**Source extract**
* Begin *

When E.ON were negotiating with Aquila for the purchase of Midlands Electricity, discussions with Ofgem clearly indicated that merger savings would not be passed back to customers until the end of the fifth anniversary of the transaction. On the basis of this understanding, E.ON agreed to pay the £32m merger tax. The merger was sanctioned by E.ON based therefore on the belief that they would retain any subsequent merger savings from 16th January 2004 to 15th January 2009.
Basic economic theory suggests that any measure of partial productivity, such as operating costs per unit of output, will depend on the ratio of those costs to the other costs of production. Ofgem’s own consultants, Cambridge Economic Policy Associates (CEPA), pointed out the dangers of failing to consider this point in their paper for Ofgem of October 2003.
Ofgem had previously said that it would consider "regression analysis using total costs (opex and capex)" as a "sense check", and it has now done so. However, this measure of expenditure does not accord with any normal economic definition of total costs. Total costs are operating costs plus capital costs, in the sense of the cost of the services of the capital stock. Capex, on the other hand, is expenditure on additions to the capital stock.

* End *

**Objective A**
In the passage about E.ON and Ofgem, how large was the merger tax that E.ON agreed to pay?

**Task data**
* Begin *

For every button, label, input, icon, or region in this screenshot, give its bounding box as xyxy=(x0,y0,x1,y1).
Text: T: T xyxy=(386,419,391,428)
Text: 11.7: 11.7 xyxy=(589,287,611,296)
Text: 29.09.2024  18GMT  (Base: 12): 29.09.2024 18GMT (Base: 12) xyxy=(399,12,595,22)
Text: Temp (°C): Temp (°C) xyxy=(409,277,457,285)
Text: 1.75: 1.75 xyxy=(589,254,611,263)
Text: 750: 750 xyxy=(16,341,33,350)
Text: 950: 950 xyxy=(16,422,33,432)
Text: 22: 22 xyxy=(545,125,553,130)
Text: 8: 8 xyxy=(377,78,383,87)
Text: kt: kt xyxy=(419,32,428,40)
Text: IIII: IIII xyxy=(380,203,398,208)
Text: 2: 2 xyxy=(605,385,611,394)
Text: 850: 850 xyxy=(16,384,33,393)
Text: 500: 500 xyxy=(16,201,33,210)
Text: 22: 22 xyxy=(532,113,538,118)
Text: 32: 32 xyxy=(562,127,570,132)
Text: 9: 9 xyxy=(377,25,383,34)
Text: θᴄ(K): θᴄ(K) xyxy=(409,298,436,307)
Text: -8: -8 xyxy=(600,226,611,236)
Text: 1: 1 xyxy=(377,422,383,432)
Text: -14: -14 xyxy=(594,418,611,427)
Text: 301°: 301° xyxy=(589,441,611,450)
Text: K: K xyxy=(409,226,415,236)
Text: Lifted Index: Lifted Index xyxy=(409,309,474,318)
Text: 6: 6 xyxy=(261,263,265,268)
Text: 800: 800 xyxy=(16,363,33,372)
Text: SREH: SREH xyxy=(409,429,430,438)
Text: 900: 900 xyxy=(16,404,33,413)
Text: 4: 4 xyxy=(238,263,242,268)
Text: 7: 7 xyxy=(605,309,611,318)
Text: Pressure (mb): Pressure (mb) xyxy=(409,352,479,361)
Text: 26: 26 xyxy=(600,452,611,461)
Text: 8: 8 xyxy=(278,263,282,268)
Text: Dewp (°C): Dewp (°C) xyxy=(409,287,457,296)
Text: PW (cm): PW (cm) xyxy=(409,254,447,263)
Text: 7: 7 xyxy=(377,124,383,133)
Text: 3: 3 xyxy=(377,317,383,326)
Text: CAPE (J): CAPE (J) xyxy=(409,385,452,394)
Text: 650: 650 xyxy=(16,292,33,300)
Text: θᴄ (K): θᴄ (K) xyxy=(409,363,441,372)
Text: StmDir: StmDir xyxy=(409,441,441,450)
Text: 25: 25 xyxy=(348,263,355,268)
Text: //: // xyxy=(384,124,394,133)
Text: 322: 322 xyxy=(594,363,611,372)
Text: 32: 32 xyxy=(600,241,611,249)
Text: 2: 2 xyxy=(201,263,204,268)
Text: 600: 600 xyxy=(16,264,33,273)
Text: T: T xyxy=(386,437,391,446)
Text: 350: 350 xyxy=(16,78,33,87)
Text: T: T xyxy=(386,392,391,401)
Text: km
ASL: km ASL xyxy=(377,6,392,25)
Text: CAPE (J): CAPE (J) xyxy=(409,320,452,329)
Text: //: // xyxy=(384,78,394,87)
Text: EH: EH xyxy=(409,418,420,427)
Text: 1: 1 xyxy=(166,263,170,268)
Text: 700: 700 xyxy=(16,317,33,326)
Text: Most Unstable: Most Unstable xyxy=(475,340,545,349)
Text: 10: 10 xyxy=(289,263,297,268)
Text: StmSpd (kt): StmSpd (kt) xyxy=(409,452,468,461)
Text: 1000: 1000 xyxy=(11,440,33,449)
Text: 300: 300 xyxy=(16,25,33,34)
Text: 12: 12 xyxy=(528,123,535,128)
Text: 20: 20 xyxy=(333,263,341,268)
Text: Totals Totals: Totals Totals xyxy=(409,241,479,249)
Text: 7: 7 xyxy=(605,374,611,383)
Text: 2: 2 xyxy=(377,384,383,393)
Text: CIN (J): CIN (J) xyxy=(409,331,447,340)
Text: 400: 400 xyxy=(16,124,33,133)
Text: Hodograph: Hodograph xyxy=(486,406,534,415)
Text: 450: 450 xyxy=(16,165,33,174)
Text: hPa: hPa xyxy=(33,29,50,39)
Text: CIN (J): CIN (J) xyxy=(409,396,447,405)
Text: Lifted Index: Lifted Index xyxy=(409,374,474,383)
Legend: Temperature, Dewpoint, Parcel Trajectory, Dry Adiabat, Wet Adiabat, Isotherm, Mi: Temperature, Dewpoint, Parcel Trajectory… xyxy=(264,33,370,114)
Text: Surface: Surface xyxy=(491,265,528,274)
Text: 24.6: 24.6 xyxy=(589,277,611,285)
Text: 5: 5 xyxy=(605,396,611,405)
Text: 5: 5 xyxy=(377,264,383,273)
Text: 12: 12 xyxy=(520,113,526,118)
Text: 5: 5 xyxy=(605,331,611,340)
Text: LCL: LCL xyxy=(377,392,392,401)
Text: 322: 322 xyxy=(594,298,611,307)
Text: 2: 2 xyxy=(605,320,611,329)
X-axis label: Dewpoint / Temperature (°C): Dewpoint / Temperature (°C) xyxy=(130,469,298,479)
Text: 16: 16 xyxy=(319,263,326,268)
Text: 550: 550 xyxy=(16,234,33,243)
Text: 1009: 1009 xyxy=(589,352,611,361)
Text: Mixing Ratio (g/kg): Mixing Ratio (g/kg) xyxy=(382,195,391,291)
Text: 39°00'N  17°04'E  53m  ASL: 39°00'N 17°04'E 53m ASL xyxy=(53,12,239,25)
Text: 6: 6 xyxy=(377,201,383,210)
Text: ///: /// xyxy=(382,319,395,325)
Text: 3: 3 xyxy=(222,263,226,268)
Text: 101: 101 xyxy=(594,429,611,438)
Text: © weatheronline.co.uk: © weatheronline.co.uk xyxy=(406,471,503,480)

* End *
* Begin *

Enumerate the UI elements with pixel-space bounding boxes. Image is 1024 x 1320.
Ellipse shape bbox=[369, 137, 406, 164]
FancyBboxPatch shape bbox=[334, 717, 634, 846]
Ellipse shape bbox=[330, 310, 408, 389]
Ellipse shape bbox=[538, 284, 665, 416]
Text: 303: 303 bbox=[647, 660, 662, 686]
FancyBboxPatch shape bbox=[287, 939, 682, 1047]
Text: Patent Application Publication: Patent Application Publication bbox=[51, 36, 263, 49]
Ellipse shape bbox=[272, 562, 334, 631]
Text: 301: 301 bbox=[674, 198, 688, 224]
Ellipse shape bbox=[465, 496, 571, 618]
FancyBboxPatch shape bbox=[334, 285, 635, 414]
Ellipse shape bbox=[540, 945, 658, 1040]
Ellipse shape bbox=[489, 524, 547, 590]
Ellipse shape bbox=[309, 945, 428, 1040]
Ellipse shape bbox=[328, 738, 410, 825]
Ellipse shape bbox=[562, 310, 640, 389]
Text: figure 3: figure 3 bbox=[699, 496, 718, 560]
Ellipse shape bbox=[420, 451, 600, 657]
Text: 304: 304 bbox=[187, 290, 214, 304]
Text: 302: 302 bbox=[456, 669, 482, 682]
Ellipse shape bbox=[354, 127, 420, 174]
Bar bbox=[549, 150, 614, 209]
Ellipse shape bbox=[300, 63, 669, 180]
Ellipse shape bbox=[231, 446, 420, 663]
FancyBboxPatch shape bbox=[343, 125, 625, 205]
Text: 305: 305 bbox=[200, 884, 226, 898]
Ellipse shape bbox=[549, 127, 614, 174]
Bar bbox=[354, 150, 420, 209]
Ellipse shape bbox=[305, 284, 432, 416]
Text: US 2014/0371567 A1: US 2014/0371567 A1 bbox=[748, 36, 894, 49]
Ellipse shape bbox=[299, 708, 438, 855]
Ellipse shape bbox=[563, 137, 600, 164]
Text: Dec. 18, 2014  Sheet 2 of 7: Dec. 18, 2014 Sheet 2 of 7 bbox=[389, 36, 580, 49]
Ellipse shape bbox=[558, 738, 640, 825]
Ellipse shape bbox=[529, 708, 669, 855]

* End *
* Begin *

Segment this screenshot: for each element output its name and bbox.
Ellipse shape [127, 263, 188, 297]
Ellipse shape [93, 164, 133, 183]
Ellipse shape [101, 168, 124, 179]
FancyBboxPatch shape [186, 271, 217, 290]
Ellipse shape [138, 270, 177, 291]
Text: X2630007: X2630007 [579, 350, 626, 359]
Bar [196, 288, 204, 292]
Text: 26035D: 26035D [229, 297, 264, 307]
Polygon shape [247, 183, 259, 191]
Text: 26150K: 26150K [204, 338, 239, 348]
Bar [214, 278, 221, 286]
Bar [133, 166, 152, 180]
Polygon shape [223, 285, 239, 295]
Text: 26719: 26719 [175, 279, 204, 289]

* End *

**Objective B**
In the records, reproduce only the part that opens with the line containing "For every button, label, input, icon, or" and closes with the line containing "(Base: 12) xyxy=(399,12,595,22)", swapping "screenshot" for "image" and keeping everything else the same.

**Task output A**
£32m

**Task output B**
For every button, label, input, icon, or region in this image, give its bounding box as xyxy=(x0,y0,x1,y1).
Text: T: T xyxy=(386,419,391,428)
Text: 11.7: 11.7 xyxy=(589,287,611,296)
Text: 29.09.2024  18GMT  (Base: 12): 29.09.2024 18GMT (Base: 12) xyxy=(399,12,595,22)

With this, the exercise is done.